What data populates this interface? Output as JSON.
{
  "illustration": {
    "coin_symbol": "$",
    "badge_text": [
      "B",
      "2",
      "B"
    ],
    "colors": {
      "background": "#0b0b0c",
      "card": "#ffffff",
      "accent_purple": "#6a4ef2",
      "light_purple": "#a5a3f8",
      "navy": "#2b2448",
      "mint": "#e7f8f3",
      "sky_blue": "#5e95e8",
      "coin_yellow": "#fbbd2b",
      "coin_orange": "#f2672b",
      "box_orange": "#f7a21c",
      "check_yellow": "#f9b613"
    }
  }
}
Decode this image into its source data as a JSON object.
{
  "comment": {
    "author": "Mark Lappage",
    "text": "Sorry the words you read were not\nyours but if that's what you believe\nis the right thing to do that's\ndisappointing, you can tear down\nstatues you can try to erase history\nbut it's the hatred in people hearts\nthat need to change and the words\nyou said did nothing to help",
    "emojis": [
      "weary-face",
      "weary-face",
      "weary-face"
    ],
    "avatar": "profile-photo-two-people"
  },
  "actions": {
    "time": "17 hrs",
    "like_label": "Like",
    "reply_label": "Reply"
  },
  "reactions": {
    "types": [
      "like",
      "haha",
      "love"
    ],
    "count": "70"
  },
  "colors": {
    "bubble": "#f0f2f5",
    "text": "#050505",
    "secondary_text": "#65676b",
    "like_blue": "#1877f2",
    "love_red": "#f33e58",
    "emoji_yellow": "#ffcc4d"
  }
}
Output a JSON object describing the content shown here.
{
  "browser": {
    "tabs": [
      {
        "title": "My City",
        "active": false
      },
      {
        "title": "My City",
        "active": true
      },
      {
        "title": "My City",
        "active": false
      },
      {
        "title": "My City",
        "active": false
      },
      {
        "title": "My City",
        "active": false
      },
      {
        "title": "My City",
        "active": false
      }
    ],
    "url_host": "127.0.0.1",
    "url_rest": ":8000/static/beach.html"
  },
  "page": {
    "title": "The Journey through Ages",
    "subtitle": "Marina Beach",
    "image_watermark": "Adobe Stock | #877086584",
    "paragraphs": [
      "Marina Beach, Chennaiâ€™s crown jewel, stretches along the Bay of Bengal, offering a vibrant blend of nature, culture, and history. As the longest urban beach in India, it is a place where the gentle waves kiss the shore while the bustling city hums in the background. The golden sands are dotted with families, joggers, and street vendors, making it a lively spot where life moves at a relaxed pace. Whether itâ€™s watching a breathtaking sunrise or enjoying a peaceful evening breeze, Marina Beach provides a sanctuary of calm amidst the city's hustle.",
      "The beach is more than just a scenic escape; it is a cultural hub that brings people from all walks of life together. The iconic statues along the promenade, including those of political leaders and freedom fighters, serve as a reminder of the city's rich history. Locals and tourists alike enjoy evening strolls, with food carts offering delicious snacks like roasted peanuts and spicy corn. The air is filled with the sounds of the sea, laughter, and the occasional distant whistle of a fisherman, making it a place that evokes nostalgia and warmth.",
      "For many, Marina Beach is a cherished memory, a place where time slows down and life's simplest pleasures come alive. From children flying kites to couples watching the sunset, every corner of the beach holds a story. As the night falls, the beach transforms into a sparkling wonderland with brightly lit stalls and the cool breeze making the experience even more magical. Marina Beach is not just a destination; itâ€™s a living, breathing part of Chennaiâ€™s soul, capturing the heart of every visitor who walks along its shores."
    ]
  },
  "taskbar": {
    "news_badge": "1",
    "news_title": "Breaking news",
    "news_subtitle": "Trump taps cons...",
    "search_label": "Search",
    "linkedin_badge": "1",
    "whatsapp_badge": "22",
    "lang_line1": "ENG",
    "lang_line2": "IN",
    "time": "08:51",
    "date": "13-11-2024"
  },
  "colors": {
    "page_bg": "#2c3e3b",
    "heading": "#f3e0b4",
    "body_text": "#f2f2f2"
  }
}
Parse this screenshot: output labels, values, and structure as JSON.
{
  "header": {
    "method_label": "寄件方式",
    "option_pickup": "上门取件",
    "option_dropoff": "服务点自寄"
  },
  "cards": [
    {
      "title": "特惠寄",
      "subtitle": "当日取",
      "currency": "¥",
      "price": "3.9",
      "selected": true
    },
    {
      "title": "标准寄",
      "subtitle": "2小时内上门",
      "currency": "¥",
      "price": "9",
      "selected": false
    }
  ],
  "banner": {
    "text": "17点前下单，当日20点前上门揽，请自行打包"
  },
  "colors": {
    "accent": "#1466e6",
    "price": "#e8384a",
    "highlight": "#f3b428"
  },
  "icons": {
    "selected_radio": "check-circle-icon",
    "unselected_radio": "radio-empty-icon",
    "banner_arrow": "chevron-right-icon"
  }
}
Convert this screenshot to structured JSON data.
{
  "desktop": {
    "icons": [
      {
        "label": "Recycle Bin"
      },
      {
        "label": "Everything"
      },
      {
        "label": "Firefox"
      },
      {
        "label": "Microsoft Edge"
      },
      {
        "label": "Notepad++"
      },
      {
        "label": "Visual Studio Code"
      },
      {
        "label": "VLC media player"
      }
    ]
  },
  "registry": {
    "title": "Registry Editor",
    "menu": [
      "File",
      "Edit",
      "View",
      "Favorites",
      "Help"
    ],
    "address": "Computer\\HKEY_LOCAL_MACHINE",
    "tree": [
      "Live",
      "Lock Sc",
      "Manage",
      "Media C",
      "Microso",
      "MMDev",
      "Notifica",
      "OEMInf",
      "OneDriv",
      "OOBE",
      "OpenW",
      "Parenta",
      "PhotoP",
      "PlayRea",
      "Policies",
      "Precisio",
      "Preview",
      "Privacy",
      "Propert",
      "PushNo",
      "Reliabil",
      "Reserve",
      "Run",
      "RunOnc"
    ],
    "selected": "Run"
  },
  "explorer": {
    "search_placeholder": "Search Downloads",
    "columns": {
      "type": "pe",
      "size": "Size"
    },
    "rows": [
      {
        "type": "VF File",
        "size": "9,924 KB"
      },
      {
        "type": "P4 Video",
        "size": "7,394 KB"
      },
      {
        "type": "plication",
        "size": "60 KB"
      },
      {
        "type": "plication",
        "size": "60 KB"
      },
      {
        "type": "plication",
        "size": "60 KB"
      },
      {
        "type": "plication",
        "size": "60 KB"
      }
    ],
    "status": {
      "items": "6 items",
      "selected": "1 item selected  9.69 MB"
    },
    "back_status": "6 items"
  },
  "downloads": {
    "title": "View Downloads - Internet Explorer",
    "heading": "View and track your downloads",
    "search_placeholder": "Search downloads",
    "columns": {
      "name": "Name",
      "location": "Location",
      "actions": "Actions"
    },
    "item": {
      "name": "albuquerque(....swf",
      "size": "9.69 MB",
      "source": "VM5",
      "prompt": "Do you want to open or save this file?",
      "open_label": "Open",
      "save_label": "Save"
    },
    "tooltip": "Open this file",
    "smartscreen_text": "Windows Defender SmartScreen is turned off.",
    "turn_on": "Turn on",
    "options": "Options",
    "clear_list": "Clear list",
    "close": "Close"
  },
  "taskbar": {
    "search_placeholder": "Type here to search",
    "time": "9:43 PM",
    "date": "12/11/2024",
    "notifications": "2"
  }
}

________________________

Every entry must be quoted exactly as it appears above.

What data populates this interface? Output as JSON.
{
  "illustration": {
    "coin_symbol": "$",
    "badge_text": [
      "B",
      "2",
      "B"
    ],
    "colors": {
      "background": "#0b0b0c",
      "card": "#ffffff",
      "accent_purple": "#6a4ef2",
      "light_purple": "#a5a3f8",
      "navy": "#2b2448",
      "mint": "#e7f8f3",
      "sky_blue": "#5e95e8",
      "coin_yellow": "#fbbd2b",
      "coin_orange": "#f2672b",
      "box_orange": "#f7a21c",
      "check_yellow": "#f9b613"
    }
  }
}
Decode this image into its source data as a JSON object.
{
  "comment": {
    "author": "Mark Lappage",
    "text": "Sorry the words you read were not\nyours but if that's what you believe\nis the right thing to do that's\ndisappointing, you can tear down\nstatues you can try to erase history\nbut it's the hatred in people hearts\nthat need to change and the words\nyou said did nothing to help",
    "emojis": [
      "weary-face",
      "weary-face",
      "weary-face"
    ],
    "avatar": "profile-photo-two-people"
  },
  "actions": {
    "time": "17 hrs",
    "like_label": "Like",
    "reply_label": "Reply"
  },
  "reactions": {
    "types": [
      "like",
      "haha",
      "love"
    ],
    "count": "70"
  },
  "colors": {
    "bubble": "#f0f2f5",
    "text": "#050505",
    "secondary_text": "#65676b",
    "like_blue": "#1877f2",
    "love_red": "#f33e58",
    "emoji_yellow": "#ffcc4d"
  }
}
Output a JSON object describing the content shown here.
{
  "browser": {
    "tabs": [
      {
        "title": "My City",
        "active": false
      },
      {
        "title": "My City",
        "active": true
      },
      {
        "title": "My City",
        "active": false
      },
      {
        "title": "My City",
        "active": false
      },
      {
        "title": "My City",
        "active": false
      },
      {
        "title": "My City",
        "active": false
      }
    ],
    "url_host": "127.0.0.1",
    "url_rest": ":8000/static/beach.html"
  },
  "page": {
    "title": "The Journey through Ages",
    "subtitle": "Marina Beach",
    "image_watermark": "Adobe Stock | #877086584",
    "paragraphs": [
      "Marina Beach, Chennaiâ€™s crown jewel, stretches along the Bay of Bengal, offering a vibrant blend of nature, culture, and history. As the longest urban beach in India, it is a place where the gentle waves kiss the shore while the bustling city hums in the background. The golden sands are dotted with families, joggers, and street vendors, making it a lively spot where life moves at a relaxed pace. Whether itâ€™s watching a breathtaking sunrise or enjoying a peaceful evening breeze, Marina Beach provides a sanctuary of calm amidst the city's hustle.",
      "The beach is more than just a scenic escape; it is a cultural hub that brings people from all walks of life together. The iconic statues along the promenade, including those of political leaders and freedom fighters, serve as a reminder of the city's rich history. Locals and tourists alike enjoy evening strolls, with food carts offering delicious snacks like roasted peanuts and spicy corn. The air is filled with the sounds of the sea, laughter, and the occasional distant whistle of a fisherman, making it a place that evokes nostalgia and warmth.",
      "For many, Marina Beach is a cherished memory, a place where time slows down and life's simplest pleasures come alive. From children flying kites to couples watching the sunset, every corner of the beach holds a story. As the night falls, the beach transforms into a sparkling wonderland with brightly lit stalls and the cool breeze making the experience even more magical. Marina Beach is not just a destination; itâ€™s a living, breathing part of Chennaiâ€™s soul, capturing the heart of every visitor who walks along its shores."
    ]
  },
  "taskbar": {
    "news_badge": "1",
    "news_title": "Breaking news",
    "news_subtitle": "Trump taps cons...",
    "search_label": "Search",
    "linkedin_badge": "1",
    "whatsapp_badge": "22",
    "lang_line1": "ENG",
    "lang_line2": "IN",
    "time": "08:51",
    "date": "13-11-2024"
  },
  "colors": {
    "page_bg": "#2c3e3b",
    "heading": "#f3e0b4",
    "body_text": "#f2f2f2"
  }
}
Parse this screenshot: output labels, values, and structure as JSON.
{
  "header": {
    "method_label": "寄件方式",
    "option_pickup": "上门取件",
    "option_dropoff": "服务点自寄"
  },
  "cards": [
    {
      "title": "特惠寄",
      "subtitle": "当日取",
      "currency": "¥",
      "price": "3.9",
      "selected": true
    },
    {
      "title": "标准寄",
      "subtitle": "2小时内上门",
      "currency": "¥",
      "price": "9",
      "selected": false
    }
  ],
  "banner": {
    "text": "17点前下单，当日20点前上门揽，请自行打包"
  },
  "colors": {
    "accent": "#1466e6",
    "price": "#e8384a",
    "highlight": "#f3b428"
  },
  "icons": {
    "selected_radio": "check-circle-icon",
    "unselected_radio": "radio-empty-icon",
    "banner_arrow": "chevron-right-icon"
  }
}
Convert this screenshot to structured JSON data.
{
  "desktop": {
    "icons": [
      {
        "label": "Recycle Bin"
      },
      {
        "label": "Everything"
      },
      {
        "label": "Firefox"
      },
      {
        "label": "Microsoft Edge"
      },
      {
        "label": "Notepad++"
      },
      {
        "label": "Visual Studio Code"
      },
      {
        "label": "VLC media player"
      }
    ]
  },
  "registry": {
    "title": "Registry Editor",
    "menu": [
      "File",
      "Edit",
      "View",
      "Favorites",
      "Help"
    ],
    "address": "Computer\\HKEY_LOCAL_MACHINE",
    "tree": [
      "Live",
      "Lock Sc",
      "Manage",
      "Media C",
      "Microso",
      "MMDev",
      "Notifica",
      "OEMInf",
      "OneDriv",
      "OOBE",
      "OpenW",
      "Parenta",
      "PhotoP",
      "PlayRea",
      "Policies",
      "Precisio",
      "Preview",
      "Privacy",
      "Propert",
      "PushNo",
      "Reliabil",
      "Reserve",
      "Run",
      "RunOnc"
    ],
    "selected": "Run"
  },
  "explorer": {
    "search_placeholder": "Search Downloads",
    "columns": {
      "type": "pe",
      "size": "Size"
    },
    "rows": [
      {
        "type": "VF File",
        "size": "9,924 KB"
      },
      {
        "type": "P4 Video",
        "size": "7,394 KB"
      },
      {
        "type": "plication",
        "size": "60 KB"
      },
      {
        "type": "plication",
        "size": "60 KB"
      },
      {
        "type": "plication",
        "size": "60 KB"
      },
      {
        "type": "plication",
        "size": "60 KB"
      }
    ],
    "status": {
      "items": "6 items",
      "selected": "1 item selected  9.69 MB"
    },
    "back_status": "6 items"
  },
  "downloads": {
    "title": "View Downloads - Internet Explorer",
    "heading": "View and track your downloads",
    "search_placeholder": "Search downloads",
    "columns": {
      "name": "Name",
      "location": "Location",
      "actions": "Actions"
    },
    "item": {
      "name": "albuquerque(....swf",
      "size": "9.69 MB",
      "source": "VM5",
      "prompt": "Do you want to open or save this file?",
      "open_label": "Open",
      "save_label": "Save"
    },
    "tooltip": "Open this file",
    "smartscreen_text": "Windows Defender SmartScreen is turned off.",
    "turn_on": "Turn on",
    "options": "Options",
    "clear_list": "Clear list",
    "close": "Close"
  },
  "taskbar": {
    "search_placeholder": "Type here to search",
    "time": "9:43 PM",
    "date": "12/11/2024",
    "notifications": "2"
  }
}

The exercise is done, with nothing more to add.